**Goal of the exercise:** Find the lines holding the word "pursuant" and collect them.

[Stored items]
━━━━━━━━
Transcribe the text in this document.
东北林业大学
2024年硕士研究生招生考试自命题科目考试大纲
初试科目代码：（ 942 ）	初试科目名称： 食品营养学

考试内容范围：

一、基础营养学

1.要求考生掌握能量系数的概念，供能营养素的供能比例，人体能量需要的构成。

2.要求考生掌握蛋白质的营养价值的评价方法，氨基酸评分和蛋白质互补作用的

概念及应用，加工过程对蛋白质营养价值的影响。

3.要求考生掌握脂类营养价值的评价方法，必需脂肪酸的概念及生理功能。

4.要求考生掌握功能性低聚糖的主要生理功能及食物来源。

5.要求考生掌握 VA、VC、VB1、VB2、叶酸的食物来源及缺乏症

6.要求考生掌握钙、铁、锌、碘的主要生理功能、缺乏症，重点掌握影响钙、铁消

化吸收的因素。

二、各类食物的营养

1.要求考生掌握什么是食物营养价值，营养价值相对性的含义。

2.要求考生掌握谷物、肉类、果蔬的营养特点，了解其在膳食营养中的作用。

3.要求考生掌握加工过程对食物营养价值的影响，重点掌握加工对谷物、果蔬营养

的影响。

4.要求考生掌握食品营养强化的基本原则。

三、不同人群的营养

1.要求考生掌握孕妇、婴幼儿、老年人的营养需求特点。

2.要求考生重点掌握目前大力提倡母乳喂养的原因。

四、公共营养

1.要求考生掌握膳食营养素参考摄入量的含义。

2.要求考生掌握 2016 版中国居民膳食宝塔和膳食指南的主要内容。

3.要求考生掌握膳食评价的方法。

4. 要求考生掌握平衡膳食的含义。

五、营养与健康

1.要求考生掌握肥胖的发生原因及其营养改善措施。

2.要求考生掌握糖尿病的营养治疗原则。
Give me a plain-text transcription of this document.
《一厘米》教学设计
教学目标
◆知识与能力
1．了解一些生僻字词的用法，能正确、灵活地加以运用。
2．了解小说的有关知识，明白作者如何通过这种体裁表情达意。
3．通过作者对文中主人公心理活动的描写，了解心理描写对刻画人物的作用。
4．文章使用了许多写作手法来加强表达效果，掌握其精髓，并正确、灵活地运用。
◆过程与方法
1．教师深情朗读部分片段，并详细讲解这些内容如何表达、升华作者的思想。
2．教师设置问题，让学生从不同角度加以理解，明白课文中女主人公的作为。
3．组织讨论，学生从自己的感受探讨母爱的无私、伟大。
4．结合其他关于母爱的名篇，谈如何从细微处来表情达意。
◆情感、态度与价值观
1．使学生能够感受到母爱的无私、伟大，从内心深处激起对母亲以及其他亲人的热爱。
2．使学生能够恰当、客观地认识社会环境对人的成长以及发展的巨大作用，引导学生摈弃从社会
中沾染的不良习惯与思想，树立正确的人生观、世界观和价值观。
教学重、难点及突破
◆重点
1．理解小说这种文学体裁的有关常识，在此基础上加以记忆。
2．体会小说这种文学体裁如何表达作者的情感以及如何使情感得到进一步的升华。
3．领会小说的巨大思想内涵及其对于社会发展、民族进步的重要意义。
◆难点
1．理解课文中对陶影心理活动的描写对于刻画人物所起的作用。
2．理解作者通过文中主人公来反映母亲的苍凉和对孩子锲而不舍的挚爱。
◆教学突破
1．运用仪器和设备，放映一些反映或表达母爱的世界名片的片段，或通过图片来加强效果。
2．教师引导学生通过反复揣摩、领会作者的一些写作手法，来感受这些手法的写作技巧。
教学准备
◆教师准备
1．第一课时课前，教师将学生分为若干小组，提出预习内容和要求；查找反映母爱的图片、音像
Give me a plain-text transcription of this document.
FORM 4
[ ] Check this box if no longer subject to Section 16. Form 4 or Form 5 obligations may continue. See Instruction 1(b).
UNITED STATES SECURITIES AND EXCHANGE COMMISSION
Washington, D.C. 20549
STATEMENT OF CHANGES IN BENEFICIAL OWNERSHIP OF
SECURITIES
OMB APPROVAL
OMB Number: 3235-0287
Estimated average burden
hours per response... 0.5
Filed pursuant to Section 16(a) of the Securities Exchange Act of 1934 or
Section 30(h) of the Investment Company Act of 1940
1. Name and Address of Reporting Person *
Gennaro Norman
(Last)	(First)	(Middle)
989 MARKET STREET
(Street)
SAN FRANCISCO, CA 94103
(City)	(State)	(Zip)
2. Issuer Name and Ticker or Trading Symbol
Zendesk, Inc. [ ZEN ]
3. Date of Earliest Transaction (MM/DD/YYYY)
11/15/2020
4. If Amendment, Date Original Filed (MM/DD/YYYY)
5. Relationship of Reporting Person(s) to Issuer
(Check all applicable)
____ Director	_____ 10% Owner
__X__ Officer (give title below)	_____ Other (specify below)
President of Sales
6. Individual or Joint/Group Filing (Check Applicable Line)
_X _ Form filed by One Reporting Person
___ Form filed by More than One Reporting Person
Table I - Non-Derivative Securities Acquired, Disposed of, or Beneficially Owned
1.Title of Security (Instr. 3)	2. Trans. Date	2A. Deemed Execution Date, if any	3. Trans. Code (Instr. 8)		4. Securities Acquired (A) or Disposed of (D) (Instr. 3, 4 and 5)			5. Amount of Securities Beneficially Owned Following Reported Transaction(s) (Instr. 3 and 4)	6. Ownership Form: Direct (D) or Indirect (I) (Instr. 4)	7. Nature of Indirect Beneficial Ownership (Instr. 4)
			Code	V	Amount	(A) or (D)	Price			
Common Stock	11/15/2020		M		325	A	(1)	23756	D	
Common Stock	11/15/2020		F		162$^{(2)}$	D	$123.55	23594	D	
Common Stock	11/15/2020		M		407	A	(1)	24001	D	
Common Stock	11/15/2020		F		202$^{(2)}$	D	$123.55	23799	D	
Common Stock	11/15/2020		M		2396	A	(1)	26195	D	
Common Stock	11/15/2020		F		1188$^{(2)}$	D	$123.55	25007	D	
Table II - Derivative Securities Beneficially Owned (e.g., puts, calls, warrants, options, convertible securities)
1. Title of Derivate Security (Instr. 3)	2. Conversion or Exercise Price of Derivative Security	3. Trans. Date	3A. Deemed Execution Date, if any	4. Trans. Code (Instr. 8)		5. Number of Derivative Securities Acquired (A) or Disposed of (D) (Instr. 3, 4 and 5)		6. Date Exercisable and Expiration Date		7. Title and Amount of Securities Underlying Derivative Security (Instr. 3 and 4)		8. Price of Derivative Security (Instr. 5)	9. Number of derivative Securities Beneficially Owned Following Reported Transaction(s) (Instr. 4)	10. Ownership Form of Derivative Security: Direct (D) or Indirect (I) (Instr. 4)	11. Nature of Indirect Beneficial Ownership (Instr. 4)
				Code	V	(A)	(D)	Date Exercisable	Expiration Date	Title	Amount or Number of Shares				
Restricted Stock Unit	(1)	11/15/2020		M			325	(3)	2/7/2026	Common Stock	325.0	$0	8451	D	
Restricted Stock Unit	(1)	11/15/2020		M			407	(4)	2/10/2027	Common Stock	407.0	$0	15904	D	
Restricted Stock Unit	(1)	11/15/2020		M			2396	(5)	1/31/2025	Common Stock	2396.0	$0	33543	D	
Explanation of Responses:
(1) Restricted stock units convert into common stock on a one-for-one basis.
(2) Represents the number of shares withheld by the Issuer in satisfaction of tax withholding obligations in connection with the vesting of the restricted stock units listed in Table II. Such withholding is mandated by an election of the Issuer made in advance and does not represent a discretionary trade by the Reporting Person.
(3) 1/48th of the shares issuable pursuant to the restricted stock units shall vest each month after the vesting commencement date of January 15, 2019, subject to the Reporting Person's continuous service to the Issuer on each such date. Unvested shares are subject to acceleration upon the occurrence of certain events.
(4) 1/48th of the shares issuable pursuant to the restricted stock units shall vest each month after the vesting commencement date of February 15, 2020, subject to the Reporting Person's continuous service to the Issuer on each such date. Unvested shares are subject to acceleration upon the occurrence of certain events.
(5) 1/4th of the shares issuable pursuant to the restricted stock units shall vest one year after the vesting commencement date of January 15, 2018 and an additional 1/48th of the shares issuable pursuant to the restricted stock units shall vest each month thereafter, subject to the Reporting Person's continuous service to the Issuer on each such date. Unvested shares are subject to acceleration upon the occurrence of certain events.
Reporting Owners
━━━━━━━━
**Response for this exercise:**
Filed pursuant to Section 16(a) of the Securities Exchange Act of 1934 or
(3) 1/48th of the shares issuable pursuant to the restricted stock units shall vest each month after the vesting commencement date of January 15, 2019, subject to the Reporting Person's continuous service to the Issuer on each such date. Unvested shares are subject to acceleration upon the occurrence of certain events.
(4) 1/48th of the shares issuable pursuant to the restricted stock units shall vest each month after the vesting commencement date of February 15, 2020, subject to the Reporting Person's continuous service to the Issuer on each such date. Unvested shares are subject to acceleration upon the occurrence of certain events.
(5) 1/4th of the shares issuable pursuant to the restricted stock units shall vest one year after the vesting commencement date of January 15, 2018 and an additional 1/48th of the shares issuable pursuant to the restricted stock units shall vest each month thereafter, subject to the Reporting Person's continuous service to the Issuer on each such date. Unvested shares are subject to acceleration upon the occurrence of certain events.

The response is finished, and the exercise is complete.